▸ EXERCISE REQUIREMENTS
Check each line of the material below for the string "detached", then report how many lines have it, and nothing else.

▸ STORED DATA
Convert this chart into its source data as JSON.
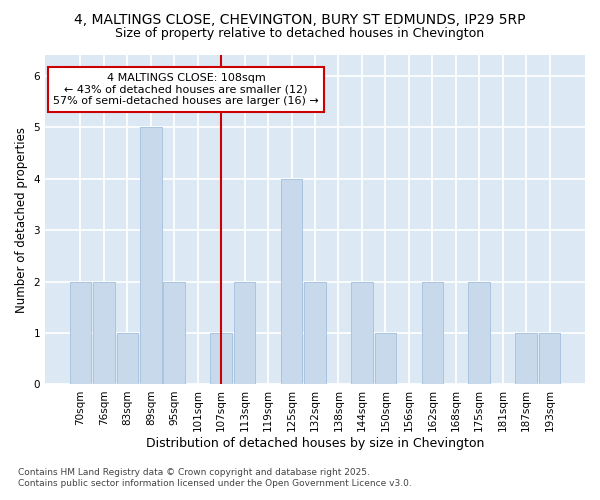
{
  "title1": "4, MALTINGS CLOSE, CHEVINGTON, BURY ST EDMUNDS, IP29 5RP",
  "title2": "Size of property relative to detached houses in Chevington",
  "xlabel": "Distribution of detached houses by size in Chevington",
  "ylabel": "Number of detached properties",
  "categories": [
    "70sqm",
    "76sqm",
    "83sqm",
    "89sqm",
    "95sqm",
    "101sqm",
    "107sqm",
    "113sqm",
    "119sqm",
    "125sqm",
    "132sqm",
    "138sqm",
    "144sqm",
    "150sqm",
    "156sqm",
    "162sqm",
    "168sqm",
    "175sqm",
    "181sqm",
    "187sqm",
    "193sqm"
  ],
  "values": [
    2,
    2,
    1,
    5,
    2,
    0,
    1,
    2,
    0,
    4,
    2,
    0,
    2,
    1,
    0,
    2,
    0,
    2,
    0,
    1,
    1
  ],
  "bar_color": "#c9d9ec",
  "bar_edge_color": "#aac4e0",
  "property_line_index": 6,
  "property_line_color": "#cc0000",
  "ylim": [
    0,
    6.4
  ],
  "yticks": [
    0,
    1,
    2,
    3,
    4,
    5,
    6
  ],
  "annotation_text": "4 MALTINGS CLOSE: 108sqm\n← 43% of detached houses are smaller (12)\n57% of semi-detached houses are larger (16) →",
  "annotation_box_color": "#ffffff",
  "annotation_box_edge": "#cc0000",
  "background_color": "#ffffff",
  "plot_bg_color": "#dde8f5",
  "grid_color": "#ffffff",
  "footer": "Contains HM Land Registry data © Crown copyright and database right 2025.\nContains public sector information licensed under the Open Government Licence v3.0.",
  "title_fontsize": 10,
  "subtitle_fontsize": 9,
  "tick_fontsize": 7.5,
  "xlabel_fontsize": 9,
  "ylabel_fontsize": 8.5,
  "annotation_fontsize": 8,
  "footer_fontsize": 6.5
}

▸ COMPLETED TASK
4